Data to process >>
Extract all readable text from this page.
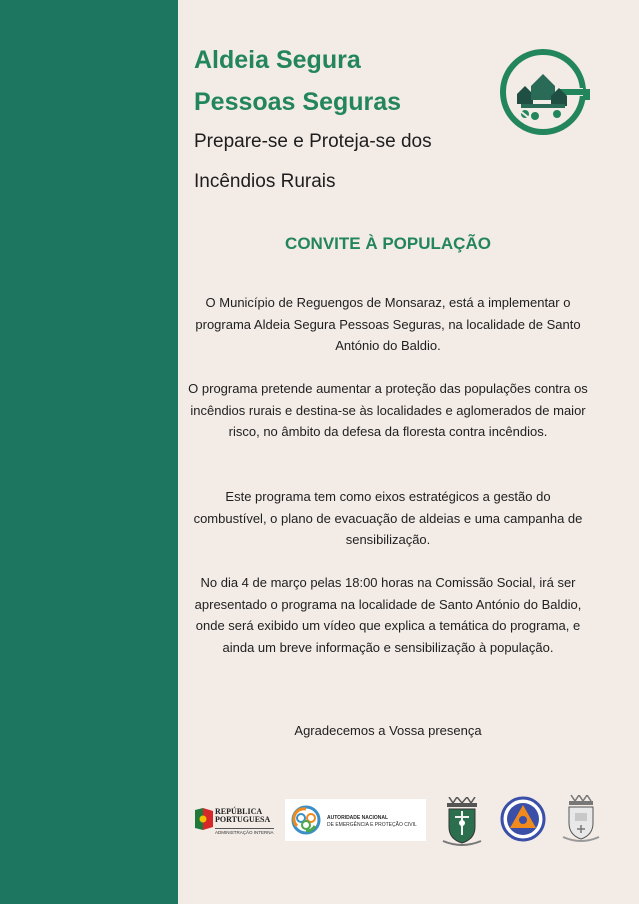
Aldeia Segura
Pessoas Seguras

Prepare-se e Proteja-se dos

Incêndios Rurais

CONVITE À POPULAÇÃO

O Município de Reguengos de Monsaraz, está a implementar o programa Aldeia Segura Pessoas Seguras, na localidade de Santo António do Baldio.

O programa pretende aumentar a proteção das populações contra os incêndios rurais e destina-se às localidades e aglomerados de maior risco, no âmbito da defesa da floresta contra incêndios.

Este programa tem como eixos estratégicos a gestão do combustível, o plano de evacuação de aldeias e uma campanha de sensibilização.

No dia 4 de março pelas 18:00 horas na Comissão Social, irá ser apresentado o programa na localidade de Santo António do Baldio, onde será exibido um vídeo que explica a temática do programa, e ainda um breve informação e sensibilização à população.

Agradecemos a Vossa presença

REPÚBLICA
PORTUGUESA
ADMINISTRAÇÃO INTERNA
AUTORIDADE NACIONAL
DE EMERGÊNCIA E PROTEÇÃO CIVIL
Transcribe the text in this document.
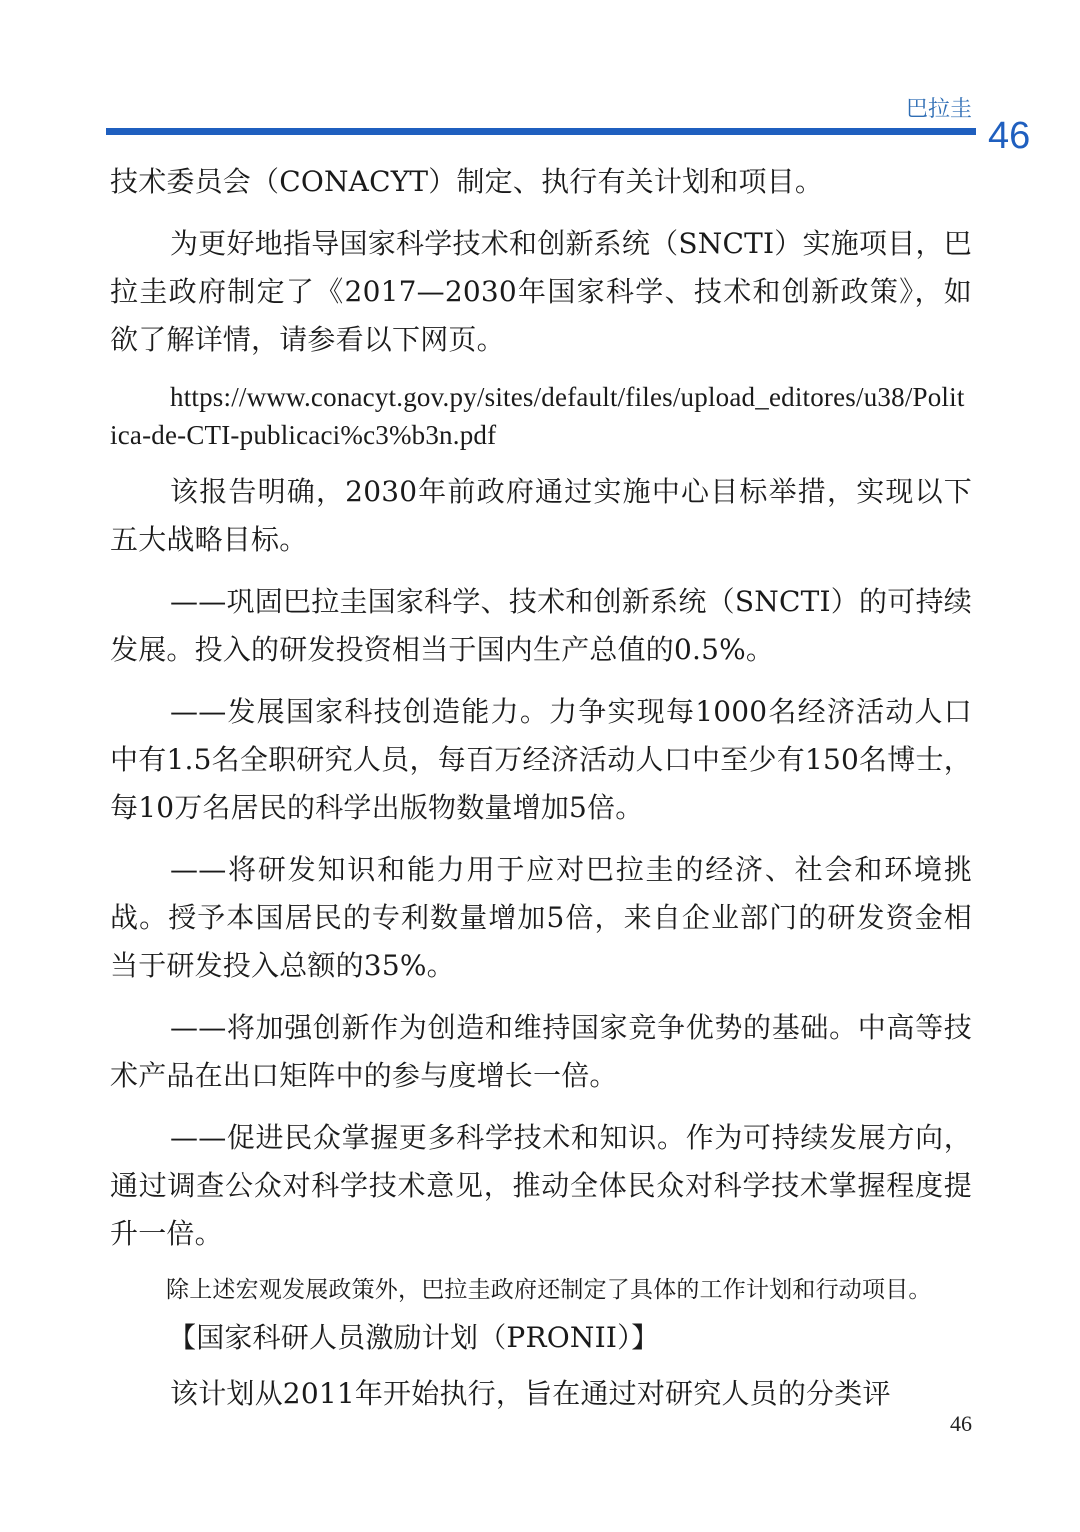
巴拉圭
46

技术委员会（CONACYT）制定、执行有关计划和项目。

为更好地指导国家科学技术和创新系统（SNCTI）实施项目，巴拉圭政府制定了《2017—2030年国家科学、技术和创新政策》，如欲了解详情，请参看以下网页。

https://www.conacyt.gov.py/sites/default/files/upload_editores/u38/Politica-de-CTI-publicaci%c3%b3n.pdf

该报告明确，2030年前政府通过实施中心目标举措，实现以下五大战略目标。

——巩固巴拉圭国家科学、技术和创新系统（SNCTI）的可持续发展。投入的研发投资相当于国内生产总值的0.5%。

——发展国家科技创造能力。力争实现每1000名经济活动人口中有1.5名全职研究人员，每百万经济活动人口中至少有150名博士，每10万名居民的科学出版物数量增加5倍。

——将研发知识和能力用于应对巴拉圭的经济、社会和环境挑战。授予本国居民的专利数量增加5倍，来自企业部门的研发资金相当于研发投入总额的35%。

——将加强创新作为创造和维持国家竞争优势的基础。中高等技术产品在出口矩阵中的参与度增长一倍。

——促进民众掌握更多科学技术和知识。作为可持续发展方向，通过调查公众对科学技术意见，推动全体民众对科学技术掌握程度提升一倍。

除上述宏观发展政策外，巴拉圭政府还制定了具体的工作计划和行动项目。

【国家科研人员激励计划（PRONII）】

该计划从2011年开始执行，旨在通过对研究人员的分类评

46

==

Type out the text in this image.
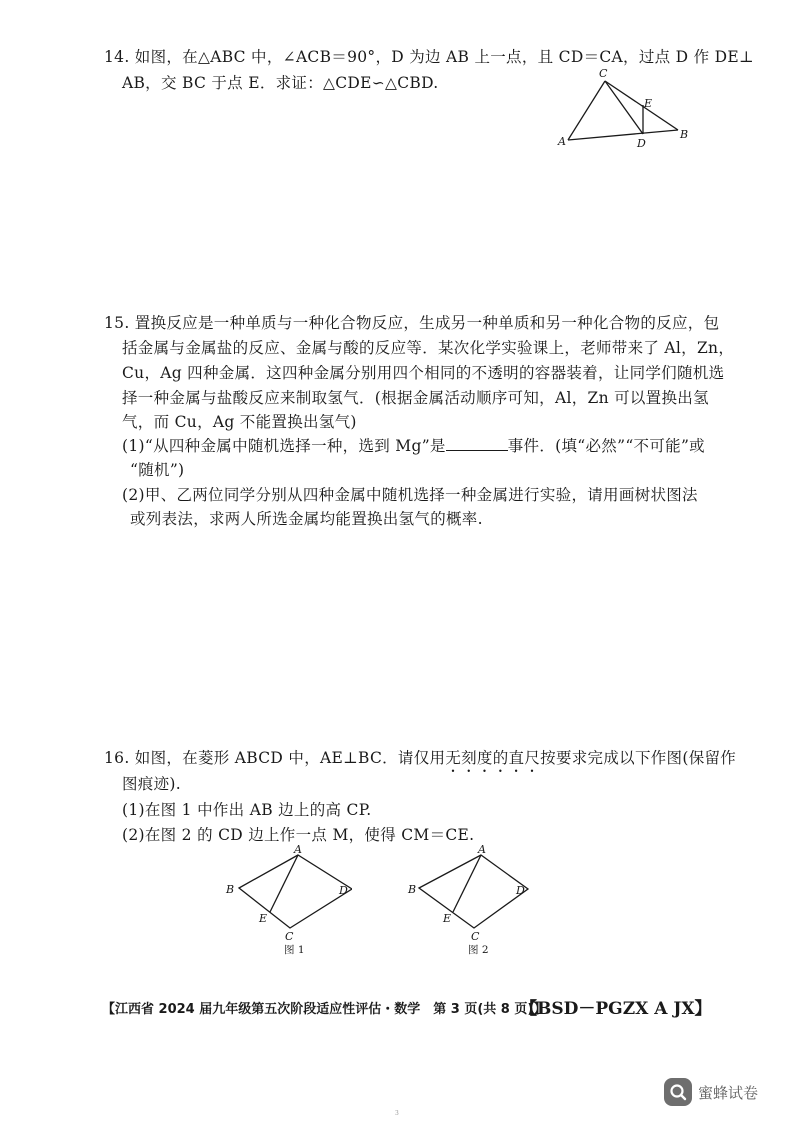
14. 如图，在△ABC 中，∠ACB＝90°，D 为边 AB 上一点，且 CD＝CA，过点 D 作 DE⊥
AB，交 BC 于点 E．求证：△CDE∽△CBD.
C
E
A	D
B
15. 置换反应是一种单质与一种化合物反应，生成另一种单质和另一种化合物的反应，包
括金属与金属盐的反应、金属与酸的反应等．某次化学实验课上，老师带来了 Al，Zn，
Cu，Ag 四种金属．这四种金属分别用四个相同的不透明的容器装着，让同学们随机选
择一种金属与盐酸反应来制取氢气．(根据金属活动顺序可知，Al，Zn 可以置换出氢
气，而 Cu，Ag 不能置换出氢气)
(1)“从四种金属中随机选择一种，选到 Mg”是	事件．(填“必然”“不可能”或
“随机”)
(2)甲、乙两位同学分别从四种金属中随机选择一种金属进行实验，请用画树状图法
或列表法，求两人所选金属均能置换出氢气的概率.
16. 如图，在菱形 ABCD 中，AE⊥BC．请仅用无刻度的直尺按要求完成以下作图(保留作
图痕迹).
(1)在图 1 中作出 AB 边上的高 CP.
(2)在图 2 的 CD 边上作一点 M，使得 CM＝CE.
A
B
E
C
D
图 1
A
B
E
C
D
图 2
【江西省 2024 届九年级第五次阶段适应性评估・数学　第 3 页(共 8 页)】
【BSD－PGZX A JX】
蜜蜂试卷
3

==

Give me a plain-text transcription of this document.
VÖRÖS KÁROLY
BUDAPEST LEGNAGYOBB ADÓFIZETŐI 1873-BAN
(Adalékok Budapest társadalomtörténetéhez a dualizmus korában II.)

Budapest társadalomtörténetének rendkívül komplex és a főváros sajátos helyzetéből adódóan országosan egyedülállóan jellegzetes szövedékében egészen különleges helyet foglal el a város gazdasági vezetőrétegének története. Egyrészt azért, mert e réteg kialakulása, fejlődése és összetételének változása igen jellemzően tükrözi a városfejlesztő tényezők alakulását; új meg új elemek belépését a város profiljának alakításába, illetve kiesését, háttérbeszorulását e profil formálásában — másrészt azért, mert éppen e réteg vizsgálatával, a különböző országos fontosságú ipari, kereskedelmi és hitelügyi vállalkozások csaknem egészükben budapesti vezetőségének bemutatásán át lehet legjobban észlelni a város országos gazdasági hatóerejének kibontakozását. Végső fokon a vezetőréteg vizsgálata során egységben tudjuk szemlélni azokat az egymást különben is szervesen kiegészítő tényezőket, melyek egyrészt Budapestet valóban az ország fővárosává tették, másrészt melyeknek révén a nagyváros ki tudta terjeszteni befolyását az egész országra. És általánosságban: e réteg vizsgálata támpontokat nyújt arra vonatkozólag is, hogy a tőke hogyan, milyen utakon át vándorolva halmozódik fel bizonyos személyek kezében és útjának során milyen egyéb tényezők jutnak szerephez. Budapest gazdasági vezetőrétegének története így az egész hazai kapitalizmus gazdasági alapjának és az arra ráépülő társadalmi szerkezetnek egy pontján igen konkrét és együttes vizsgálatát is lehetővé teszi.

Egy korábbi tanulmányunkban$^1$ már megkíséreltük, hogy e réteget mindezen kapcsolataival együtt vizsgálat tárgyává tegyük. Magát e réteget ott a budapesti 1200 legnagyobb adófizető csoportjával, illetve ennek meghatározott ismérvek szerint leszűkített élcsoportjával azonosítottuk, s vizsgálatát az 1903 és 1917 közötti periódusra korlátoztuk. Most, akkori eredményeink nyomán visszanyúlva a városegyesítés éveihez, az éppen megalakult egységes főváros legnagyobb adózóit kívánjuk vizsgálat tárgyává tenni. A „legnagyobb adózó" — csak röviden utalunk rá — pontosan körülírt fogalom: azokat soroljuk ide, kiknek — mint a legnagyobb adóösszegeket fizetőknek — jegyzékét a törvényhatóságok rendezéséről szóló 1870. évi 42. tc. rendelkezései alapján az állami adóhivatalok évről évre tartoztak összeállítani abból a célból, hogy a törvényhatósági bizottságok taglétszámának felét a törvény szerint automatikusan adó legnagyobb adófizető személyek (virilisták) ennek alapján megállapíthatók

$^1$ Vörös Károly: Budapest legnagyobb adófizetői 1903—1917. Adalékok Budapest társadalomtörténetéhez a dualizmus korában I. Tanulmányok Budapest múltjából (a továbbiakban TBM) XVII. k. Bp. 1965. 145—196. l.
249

Instruction >>
Take every line that includes the string "sensibilização" and copy it.

Solution for this task >>
Este programa tem como eixos estratégicos a gestão do combustível, o plano de evacuação de aldeias e uma campanha de sensibilização.
No dia 4 de março pelas 18:00 horas na Comissão Social, irá ser apresentado o programa na localidade de Santo António do Baldio, onde será exibido um vídeo que explica a temática do programa, e ainda um breve informação e sensibilização à população.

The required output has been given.